▸ **REQUIRED TASK**:
Go through the listing and copy each line with the string "sediments".

┌─ MATERIALS PROVIDED

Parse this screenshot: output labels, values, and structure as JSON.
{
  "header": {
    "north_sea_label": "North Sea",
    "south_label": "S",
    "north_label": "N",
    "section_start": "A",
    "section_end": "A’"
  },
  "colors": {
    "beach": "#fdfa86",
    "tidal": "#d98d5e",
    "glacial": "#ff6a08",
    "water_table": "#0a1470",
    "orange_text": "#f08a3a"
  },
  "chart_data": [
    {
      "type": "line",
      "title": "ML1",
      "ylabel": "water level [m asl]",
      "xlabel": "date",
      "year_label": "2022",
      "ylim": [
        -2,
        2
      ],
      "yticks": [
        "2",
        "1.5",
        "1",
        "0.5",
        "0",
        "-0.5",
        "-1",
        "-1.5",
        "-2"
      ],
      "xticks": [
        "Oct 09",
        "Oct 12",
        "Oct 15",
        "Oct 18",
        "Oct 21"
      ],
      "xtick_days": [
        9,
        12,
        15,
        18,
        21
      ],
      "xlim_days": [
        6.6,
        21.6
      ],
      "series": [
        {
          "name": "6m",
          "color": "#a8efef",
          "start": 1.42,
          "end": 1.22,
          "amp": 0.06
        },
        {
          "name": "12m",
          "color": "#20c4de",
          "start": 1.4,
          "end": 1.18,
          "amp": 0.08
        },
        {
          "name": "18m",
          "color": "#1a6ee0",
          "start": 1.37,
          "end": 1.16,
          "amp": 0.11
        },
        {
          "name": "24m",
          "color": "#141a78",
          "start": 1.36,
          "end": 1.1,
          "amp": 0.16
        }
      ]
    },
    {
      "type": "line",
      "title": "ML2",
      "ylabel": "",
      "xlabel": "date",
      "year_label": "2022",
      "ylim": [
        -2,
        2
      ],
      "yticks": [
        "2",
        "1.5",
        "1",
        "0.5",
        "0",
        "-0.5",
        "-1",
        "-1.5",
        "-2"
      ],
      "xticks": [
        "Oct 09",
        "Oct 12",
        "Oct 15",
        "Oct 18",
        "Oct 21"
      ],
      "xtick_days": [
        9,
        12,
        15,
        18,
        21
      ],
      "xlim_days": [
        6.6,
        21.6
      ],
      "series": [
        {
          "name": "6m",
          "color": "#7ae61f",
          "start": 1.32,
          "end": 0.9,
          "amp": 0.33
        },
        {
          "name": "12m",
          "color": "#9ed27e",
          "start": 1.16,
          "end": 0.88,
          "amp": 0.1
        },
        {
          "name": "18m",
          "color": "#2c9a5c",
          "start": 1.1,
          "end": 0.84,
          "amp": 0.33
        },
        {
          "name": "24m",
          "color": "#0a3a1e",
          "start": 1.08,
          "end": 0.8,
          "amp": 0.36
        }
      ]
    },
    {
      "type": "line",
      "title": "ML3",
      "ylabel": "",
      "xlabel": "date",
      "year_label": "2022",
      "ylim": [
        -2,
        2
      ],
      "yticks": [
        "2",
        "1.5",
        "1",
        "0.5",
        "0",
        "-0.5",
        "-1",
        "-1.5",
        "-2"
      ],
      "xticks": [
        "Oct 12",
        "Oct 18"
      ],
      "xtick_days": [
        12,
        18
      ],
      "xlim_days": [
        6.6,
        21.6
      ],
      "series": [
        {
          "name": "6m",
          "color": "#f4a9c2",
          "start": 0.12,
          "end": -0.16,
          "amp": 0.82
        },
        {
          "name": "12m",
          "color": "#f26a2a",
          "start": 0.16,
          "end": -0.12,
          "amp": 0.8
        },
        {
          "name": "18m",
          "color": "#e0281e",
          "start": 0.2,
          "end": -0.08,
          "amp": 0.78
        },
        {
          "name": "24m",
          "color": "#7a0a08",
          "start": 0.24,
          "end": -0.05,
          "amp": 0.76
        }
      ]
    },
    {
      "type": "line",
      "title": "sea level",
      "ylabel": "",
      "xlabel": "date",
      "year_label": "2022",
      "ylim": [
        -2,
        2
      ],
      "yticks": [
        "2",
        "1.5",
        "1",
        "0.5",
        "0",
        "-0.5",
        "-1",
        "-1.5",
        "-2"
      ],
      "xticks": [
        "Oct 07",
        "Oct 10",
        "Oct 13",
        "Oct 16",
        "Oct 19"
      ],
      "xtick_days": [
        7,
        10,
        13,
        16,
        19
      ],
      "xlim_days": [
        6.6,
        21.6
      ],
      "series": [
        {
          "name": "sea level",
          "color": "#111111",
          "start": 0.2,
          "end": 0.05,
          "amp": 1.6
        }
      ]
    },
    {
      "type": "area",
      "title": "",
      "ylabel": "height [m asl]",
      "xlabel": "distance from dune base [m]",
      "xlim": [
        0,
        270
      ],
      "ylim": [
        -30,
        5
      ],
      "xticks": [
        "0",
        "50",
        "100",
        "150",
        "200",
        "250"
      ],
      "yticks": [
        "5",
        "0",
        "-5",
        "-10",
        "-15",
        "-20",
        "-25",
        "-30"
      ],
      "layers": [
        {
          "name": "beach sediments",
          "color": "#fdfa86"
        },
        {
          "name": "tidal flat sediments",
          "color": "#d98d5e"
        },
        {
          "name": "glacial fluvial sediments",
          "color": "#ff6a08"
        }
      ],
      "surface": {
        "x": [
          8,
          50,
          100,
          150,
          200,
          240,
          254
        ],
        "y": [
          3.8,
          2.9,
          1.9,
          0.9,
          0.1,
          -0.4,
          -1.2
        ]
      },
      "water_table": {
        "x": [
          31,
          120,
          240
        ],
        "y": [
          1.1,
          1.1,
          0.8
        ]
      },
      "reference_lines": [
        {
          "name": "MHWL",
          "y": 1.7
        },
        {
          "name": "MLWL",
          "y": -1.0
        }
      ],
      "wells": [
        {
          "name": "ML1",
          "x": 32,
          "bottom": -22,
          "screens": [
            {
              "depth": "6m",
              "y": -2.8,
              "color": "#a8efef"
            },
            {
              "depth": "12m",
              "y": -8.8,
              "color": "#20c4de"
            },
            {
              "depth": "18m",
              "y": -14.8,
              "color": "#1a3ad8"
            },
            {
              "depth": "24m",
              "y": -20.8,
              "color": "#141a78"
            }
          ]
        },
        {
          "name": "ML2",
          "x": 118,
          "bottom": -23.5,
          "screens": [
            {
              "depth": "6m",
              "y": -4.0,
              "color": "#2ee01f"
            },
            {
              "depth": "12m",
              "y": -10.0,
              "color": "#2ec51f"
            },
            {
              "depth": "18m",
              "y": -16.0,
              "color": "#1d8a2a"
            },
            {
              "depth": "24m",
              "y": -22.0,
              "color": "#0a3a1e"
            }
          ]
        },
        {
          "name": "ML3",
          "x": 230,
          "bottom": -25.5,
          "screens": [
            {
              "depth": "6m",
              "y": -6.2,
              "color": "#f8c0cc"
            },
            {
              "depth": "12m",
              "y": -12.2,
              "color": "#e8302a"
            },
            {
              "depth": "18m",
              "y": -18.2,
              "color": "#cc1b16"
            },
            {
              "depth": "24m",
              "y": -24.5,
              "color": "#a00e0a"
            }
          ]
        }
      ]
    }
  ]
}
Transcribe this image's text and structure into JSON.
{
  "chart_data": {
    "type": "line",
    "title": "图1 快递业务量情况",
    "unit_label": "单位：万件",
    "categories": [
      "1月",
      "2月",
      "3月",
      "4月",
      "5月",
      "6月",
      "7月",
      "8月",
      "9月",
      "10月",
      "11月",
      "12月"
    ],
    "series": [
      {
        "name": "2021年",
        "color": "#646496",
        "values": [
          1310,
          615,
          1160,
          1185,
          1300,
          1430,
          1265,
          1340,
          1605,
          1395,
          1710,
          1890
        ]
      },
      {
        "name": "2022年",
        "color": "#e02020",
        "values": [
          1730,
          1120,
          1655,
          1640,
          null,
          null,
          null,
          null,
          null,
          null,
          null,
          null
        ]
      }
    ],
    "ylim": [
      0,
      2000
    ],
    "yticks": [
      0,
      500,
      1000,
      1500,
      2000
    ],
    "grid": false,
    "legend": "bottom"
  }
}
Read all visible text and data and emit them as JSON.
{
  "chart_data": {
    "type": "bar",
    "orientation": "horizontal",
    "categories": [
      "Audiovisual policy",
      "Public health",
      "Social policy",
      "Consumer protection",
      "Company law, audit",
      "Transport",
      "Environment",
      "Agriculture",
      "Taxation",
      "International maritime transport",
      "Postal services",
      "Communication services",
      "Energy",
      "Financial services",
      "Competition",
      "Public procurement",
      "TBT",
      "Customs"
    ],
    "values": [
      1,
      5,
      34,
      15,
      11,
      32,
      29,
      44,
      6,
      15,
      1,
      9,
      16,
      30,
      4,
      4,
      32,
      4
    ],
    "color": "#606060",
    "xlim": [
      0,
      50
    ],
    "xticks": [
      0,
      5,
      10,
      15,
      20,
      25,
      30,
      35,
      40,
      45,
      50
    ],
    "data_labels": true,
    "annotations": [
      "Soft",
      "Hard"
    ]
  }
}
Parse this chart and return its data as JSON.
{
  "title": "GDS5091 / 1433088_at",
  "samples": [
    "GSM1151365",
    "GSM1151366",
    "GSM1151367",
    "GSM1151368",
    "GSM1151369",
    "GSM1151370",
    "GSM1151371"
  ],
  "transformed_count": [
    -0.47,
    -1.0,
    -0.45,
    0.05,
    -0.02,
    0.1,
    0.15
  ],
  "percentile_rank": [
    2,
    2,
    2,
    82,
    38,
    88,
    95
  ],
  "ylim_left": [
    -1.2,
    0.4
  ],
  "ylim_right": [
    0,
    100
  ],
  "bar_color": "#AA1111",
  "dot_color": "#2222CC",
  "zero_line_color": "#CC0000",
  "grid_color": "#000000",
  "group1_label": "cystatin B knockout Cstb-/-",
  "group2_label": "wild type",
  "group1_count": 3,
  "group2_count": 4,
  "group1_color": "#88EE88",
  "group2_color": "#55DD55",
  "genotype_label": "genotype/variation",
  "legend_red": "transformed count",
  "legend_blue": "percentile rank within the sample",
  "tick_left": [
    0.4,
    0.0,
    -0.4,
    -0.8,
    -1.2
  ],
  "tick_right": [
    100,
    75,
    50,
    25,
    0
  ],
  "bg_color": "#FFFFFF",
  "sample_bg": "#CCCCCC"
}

└─

▸ **RESULT OF THE EXERCISE**:
          "name": "beach sediments",
          "name": "tidal flat sediments",
          "name": "glacial fluvial sediments",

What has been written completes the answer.